#### Articolo
Il Nuovo Testamento riporta che i primissimi cristiani - incluso Gesù stesso - soffrirono persecuzioni per iniziativa di esponenti di correnti dell'ebraismo dell'epoca (ad esempio: i Farisei). Riporta inoltre l'inizio delle persecuzioni da parte dei Romani.

[modifica] Persecuzioni da parte di autorità ebraiche

Secondo il racconto del Nuovo Testamento, Giuda Iscariota venne assoldato dai sacerdoti del Tempio perché li conducesse a Gesù quando fosse stato solo e lontano dalla folla (Luca 22:4-6). Gesù venne quindi arrestato (Luca 22:54) e portato di fronte al Sinedrio (Luca 22:66), che lo condusse davanti al governatore romano Ponzio Pilato, accusandolo di sovversione la legge romana (Luca 23:2). Sempre secondo il Nuovo Testamento, Pilato non intendeva condannare a morte Gesù, ma la folla lo convinse a farlo giustiziare (Luca 23:13-24, 33). Secondo Matteo 27, la moglie di Pilato gli raccontò di un sogno, mettendolo in guardia perché qualsiasi rapporto con Gesù avrebbe presumibilmente influenzato il suo giudizio.

Gli storici contestano il ritratto di Pilato fatto dal Nuovo Testamento. Fonti esterne al Nuovo Testamento sostengono che Pilato fosse noto per l'insensibile mancanza di attenzione nei confronti dell'opinione pubblica, la crocifissione di centinaia di ebrei e la brutale soppressione delle rivolte ebraiche. Alcuni storici ipotizzano che i resoconti del Nuovo Testamento potrebbero essere stati distorti di proposito dai loro autori, per ottenere favore da Roma, addossando la responsabilità principale dell'esecuzione di Gesù agli ebrei. Comunque, altri storici fanno notare che le iniziali brutalità di Pilato vennero commesse quando ancora godeva della protezione del suo patrono Seiano. Dopo l'esecuzione di quest'ultimo nel 31 d.C., Pilato sarebbe stato più incline a mantenere la pace tra i capi locali, piuttosto che rischiare disordini civili.
########
Compiti richiesti:
a - Nell'articolo sulle persecuzioni dei primi cristiani, perché alcuni storici pensano che gli autori del Nuovo Testamento abbiano distorto di proposito i loro resoconti? Rispondi in una o due frasi.
b - Nell'articolo sulle persecuzioni dei primi cristiani, chi assoldò Giuda Iscariota?
c - Prosegui l'articolo sulle persecuzioni dei primi cristiani a partire dalla sua ultima frase.
#### Dati forniti
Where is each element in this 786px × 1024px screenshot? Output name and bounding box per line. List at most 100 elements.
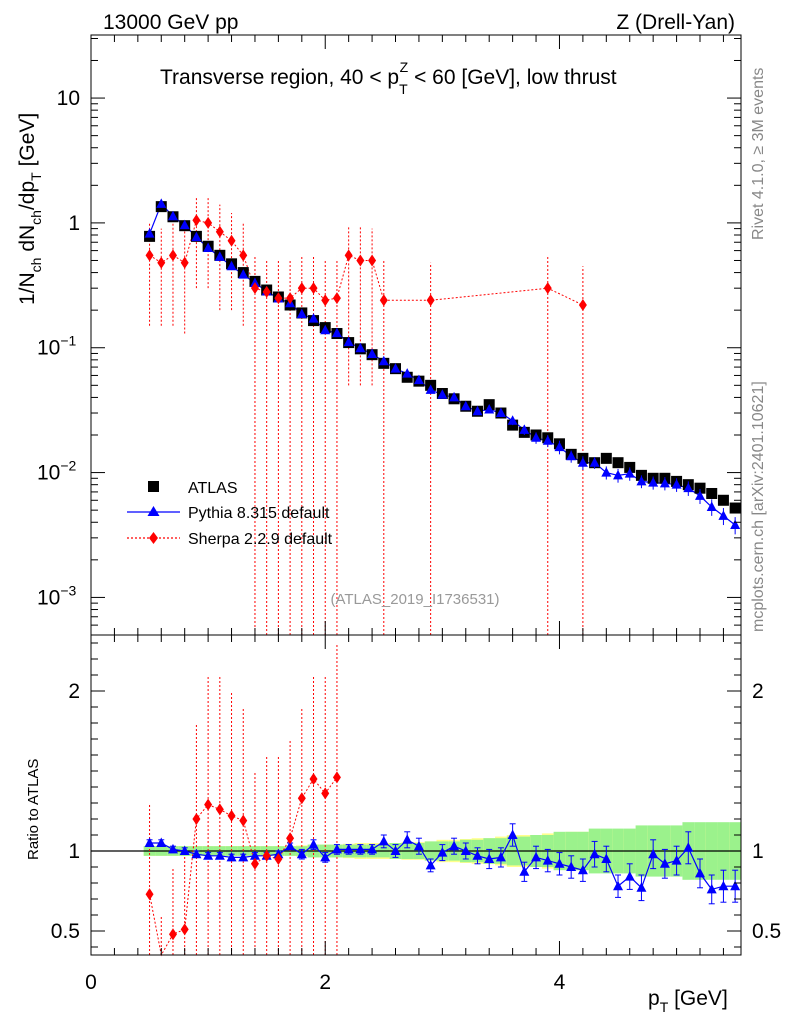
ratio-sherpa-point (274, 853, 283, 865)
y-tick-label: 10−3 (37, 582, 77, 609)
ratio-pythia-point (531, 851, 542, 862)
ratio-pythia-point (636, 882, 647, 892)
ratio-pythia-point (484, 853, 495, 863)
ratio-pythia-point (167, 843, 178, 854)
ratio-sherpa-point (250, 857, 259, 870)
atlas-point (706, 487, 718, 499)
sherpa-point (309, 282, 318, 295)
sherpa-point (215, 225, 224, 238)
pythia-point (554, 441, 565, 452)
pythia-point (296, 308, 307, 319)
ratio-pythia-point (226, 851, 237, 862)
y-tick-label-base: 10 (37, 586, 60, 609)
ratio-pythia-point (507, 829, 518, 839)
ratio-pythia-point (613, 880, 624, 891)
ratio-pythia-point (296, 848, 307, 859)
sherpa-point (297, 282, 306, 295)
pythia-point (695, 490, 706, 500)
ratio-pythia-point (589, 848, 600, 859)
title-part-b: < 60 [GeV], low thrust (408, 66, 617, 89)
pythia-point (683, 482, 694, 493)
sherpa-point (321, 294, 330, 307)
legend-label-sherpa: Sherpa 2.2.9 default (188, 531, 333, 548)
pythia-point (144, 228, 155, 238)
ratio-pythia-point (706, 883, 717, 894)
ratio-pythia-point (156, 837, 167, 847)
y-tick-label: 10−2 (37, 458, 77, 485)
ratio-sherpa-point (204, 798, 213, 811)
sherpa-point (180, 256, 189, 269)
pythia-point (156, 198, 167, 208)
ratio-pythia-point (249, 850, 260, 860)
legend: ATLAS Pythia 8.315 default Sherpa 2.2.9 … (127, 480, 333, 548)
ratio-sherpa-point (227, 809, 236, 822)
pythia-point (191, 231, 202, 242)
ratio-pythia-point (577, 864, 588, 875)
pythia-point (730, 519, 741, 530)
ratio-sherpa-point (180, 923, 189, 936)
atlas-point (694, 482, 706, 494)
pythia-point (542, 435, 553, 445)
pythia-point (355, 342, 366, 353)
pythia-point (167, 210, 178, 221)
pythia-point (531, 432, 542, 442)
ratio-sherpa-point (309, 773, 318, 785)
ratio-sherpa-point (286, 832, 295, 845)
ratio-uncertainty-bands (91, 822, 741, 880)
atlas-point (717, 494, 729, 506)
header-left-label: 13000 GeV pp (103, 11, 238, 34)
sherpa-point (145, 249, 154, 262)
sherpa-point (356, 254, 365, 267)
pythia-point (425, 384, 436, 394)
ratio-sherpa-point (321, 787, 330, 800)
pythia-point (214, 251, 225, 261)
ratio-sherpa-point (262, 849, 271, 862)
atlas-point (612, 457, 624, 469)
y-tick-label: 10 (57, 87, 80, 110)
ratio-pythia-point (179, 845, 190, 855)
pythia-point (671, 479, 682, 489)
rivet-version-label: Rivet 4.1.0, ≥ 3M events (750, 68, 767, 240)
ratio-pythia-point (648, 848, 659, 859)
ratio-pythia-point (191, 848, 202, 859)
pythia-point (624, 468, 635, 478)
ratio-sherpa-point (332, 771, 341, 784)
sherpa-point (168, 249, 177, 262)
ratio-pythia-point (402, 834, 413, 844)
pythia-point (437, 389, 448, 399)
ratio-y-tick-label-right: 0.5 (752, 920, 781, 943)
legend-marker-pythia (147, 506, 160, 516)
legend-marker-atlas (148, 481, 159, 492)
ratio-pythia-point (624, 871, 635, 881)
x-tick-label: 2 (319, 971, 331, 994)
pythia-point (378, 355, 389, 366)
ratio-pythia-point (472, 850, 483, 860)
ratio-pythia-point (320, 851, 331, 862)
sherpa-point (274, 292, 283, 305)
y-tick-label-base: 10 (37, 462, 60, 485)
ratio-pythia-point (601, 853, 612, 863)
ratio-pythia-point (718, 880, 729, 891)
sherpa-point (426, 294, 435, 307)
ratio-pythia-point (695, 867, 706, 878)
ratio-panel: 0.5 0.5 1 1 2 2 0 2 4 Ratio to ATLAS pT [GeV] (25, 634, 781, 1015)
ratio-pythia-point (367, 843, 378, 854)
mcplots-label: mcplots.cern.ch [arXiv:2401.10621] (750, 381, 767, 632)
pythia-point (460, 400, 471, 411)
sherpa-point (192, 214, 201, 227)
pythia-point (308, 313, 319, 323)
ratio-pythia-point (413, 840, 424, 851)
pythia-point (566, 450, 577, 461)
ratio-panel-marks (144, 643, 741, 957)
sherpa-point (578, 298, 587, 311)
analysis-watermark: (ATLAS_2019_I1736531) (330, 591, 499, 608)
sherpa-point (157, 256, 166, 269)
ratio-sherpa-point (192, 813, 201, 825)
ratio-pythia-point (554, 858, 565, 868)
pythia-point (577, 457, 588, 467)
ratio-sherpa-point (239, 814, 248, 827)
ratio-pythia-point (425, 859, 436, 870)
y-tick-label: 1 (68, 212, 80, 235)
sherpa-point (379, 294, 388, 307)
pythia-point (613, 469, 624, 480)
########
Risposte:
a - Secondo alcuni storici, gli autori lo avrebbero fatto per ottenere il favore di Roma. Così la responsabilità principale dell'esecuzione di Gesù ricadeva sugli ebrei.

b - Lo assoldarono i sacerdoti del Tempio.

c -
Secondo quanto riportato dal Nuovo Testamento, la persecuzione dei seguaci di Gesù continuò dopo la sua morte. Pietro e Giovanni vennero imprigionati da autorità religiose, tra i quali c'era l'alto sacerdote Annas, che comunque li rilasciò in seguito (Atti 4:1-21). In un altro momento, tutti gli apostoli vennero imprigionati dall'alto sacerdote e da altri Sadducei, per poi venire liberati da un angelo (Atti 5:17-18). Gli apostoli, dopo essere fuggiti, vennero portati nuovamente davanti al Sinedrio, ma questa volta Gamaliele (un Fariseo ben noto nella letteratura rabbinica) convinse il Sinedrio a liberarli (Atti 5:27-40), cosa che il Sinedrio fece dopo averli fatti fustigare.

Il Nuovo Testamento racconta della lapidazione di Stefano (Atti 6:8-7:60) da parte dei membri del Sinedrio. Stefano viene ricordato nella cristianità, come il primo martire (termine derivato dalla parola greca "martyros", che significa "testimone"). L'esecuzione di Stefano venne seguita da una grande persecuzione (Atti 8:1-3), guidata da un fariseo chiamato Paolo di Tarso (il cui nome era originariamente Saul), che gettò molti cristiani in prigione. Secondo il Nuovo Testamento, questa persecuzione continuò fino a quando Paolo si convertì al cristianesimo, apparentemente dopo aver visto una luce brillante ed aver udito la voce di Gesù, mentre era sulla strada per Damasco, dove si stava recando per eseguire altri imprigionamenti di cristiani (Atti 9:1-22). Negli Atti 9:23-25 viene riportato che "i giudei" di Damasco cercarono allora di uccidere Paolo. Essi lo stavano attendendo alle porte della città, ma egli riuscì ad evadere venendo calato con una cesta dalle mura cittadine, con l'aiuto di altri cristiani, e trovò rifugio a Gerusalemme. Comprensibilmente, ebbe inizialmente delle difficoltà a convincere i cristiani di Gerusalemme che lui, il loro persecutore, si era veramente convertito ed era diventato a sua volta un perseguitato (Atti 9:26-27). Venne compiuto un altro attentato alla sua vita, questa volta da parte degli "Ellenisti" (ci si riferisce qui ad un gruppo di ebrei ellenici (Atti 9:29)), coi quali discusse mentre si trovava a Gerusalemme o nei dintorni.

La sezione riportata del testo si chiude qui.